>> START Given data

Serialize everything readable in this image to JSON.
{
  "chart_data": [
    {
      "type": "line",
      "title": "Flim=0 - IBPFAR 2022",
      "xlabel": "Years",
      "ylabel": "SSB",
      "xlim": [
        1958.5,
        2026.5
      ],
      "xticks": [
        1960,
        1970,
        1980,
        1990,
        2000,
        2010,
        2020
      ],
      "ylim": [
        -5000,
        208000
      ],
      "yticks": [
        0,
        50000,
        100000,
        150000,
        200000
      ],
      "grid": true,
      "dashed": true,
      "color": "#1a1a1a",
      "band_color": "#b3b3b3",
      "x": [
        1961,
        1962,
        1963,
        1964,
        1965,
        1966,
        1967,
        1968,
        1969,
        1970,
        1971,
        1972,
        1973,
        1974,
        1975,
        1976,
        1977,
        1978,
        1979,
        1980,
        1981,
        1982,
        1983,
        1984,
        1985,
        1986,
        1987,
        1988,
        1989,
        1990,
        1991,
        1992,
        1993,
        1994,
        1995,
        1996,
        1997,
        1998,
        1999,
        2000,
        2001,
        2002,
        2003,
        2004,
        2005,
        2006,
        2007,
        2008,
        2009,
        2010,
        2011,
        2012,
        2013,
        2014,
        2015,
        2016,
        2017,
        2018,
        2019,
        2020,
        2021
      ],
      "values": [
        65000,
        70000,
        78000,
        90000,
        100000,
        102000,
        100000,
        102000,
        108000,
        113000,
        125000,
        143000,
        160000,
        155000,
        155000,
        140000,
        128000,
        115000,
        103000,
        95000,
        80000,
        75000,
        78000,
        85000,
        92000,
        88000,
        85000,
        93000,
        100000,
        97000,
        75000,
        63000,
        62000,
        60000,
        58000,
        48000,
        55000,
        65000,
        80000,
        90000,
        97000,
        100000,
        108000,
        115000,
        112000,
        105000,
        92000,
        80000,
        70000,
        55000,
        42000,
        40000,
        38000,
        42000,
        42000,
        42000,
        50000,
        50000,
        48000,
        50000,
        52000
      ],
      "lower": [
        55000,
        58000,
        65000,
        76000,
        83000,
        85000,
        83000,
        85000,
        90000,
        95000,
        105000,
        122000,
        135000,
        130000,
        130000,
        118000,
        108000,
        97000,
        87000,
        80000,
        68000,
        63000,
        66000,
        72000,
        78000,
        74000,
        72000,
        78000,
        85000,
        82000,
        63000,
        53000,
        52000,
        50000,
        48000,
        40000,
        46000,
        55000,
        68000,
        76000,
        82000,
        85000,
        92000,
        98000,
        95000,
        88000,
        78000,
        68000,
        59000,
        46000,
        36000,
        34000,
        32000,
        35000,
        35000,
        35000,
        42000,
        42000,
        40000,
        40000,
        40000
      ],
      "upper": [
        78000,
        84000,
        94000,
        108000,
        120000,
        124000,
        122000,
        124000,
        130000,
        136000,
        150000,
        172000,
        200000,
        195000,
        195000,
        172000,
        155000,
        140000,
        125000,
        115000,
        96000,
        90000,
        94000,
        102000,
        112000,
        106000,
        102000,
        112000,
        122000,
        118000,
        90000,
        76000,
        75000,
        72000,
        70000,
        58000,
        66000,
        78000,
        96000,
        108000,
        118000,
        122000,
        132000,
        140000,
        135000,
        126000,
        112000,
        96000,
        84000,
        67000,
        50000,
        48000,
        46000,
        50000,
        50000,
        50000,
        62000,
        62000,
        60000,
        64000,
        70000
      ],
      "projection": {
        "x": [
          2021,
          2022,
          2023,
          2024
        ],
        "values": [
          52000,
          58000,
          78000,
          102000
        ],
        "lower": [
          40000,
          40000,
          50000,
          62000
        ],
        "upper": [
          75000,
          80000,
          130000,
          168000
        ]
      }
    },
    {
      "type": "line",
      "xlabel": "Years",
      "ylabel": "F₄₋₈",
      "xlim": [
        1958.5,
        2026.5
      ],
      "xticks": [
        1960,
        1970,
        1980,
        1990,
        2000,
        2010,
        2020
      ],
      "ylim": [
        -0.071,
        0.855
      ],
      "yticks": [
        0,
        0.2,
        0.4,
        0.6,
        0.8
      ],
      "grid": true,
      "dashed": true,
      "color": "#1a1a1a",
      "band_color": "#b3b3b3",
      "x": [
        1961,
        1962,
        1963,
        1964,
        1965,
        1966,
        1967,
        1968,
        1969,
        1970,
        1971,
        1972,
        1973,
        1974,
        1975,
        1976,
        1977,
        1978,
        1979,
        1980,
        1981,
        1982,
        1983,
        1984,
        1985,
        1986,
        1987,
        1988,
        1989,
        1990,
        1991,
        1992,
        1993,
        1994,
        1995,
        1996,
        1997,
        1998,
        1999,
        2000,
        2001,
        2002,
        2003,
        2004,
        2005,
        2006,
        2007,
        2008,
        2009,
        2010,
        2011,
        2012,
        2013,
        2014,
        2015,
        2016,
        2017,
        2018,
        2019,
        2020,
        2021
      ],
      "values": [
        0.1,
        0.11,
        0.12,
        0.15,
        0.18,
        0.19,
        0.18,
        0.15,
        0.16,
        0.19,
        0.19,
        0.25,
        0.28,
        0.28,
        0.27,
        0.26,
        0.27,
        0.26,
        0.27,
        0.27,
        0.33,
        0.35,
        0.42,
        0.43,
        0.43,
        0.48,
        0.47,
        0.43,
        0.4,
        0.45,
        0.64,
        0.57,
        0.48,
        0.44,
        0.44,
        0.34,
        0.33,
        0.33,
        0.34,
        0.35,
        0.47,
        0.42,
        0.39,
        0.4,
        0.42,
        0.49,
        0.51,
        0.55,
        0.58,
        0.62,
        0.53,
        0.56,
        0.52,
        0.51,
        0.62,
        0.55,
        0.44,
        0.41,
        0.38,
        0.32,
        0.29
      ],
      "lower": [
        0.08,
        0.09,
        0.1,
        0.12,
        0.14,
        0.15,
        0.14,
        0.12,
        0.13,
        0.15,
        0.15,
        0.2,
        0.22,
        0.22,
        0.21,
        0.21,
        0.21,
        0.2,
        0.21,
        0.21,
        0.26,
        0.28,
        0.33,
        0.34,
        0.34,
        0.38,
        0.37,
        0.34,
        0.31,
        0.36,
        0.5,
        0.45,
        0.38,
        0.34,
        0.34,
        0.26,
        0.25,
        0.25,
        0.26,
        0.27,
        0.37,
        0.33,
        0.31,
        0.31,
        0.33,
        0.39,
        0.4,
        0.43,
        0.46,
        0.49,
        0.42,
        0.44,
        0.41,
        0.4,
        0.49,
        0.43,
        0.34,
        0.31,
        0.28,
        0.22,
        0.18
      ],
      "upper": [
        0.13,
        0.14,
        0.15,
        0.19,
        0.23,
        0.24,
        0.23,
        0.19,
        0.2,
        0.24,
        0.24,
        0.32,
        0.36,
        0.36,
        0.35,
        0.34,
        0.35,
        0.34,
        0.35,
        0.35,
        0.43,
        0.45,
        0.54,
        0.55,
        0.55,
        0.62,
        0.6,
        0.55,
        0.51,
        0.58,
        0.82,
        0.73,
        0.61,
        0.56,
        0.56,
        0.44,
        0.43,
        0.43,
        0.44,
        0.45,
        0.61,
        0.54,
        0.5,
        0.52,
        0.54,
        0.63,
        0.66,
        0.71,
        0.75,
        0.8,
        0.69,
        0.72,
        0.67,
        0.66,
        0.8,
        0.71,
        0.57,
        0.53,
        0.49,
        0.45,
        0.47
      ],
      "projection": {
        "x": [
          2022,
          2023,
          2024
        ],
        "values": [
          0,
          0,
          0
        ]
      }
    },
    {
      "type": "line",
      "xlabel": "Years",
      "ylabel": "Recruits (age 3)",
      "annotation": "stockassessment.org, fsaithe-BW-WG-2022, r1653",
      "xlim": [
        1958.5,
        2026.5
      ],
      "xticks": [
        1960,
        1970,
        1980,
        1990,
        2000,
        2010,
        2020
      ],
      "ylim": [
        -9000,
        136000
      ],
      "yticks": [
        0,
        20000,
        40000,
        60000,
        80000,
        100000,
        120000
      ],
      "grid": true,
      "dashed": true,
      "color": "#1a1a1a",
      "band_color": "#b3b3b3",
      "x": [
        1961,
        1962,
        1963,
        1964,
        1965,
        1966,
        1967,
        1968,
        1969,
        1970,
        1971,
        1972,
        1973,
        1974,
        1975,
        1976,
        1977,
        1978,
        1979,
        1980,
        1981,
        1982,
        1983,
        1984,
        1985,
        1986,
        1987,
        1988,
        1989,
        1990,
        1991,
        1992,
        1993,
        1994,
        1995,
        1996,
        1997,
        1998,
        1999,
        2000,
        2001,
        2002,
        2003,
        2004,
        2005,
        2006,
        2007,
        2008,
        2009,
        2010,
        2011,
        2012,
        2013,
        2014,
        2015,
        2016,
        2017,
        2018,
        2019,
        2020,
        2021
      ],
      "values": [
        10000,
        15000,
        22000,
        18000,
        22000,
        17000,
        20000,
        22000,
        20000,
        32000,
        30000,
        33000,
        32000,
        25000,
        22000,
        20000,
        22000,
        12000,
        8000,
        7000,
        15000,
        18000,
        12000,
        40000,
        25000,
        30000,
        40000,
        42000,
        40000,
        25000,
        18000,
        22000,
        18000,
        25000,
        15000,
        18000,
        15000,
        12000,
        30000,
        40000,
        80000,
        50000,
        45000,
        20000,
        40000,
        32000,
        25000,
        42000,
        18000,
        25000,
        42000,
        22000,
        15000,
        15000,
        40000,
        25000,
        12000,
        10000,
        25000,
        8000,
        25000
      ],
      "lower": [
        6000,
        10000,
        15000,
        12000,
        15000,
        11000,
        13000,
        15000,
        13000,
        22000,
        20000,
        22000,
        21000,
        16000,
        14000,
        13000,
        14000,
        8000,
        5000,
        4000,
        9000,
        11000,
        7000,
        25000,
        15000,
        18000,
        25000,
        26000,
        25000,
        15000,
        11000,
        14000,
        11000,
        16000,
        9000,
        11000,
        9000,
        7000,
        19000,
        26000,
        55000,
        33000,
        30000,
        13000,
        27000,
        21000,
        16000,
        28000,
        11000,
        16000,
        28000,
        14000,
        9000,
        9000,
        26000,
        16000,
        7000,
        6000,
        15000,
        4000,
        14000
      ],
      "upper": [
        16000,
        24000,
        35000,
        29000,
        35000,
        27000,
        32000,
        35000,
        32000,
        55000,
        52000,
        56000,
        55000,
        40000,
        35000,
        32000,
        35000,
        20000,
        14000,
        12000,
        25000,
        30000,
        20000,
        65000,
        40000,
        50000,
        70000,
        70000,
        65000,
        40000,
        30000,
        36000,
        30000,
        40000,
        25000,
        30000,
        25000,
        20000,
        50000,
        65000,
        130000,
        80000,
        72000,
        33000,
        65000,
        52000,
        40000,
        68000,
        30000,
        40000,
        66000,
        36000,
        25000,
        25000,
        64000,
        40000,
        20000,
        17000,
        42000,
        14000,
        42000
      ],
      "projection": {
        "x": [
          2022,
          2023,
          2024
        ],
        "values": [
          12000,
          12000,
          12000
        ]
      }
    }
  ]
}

>> END Given data

* **Prompt**: Check each line of the entries above, and show every one holding the word "ylabel".

* **Solution to this task**:
      "ylabel": "SSB",
      "ylabel": "F₄₋₈",
      "ylabel": "Recruits (age 3)",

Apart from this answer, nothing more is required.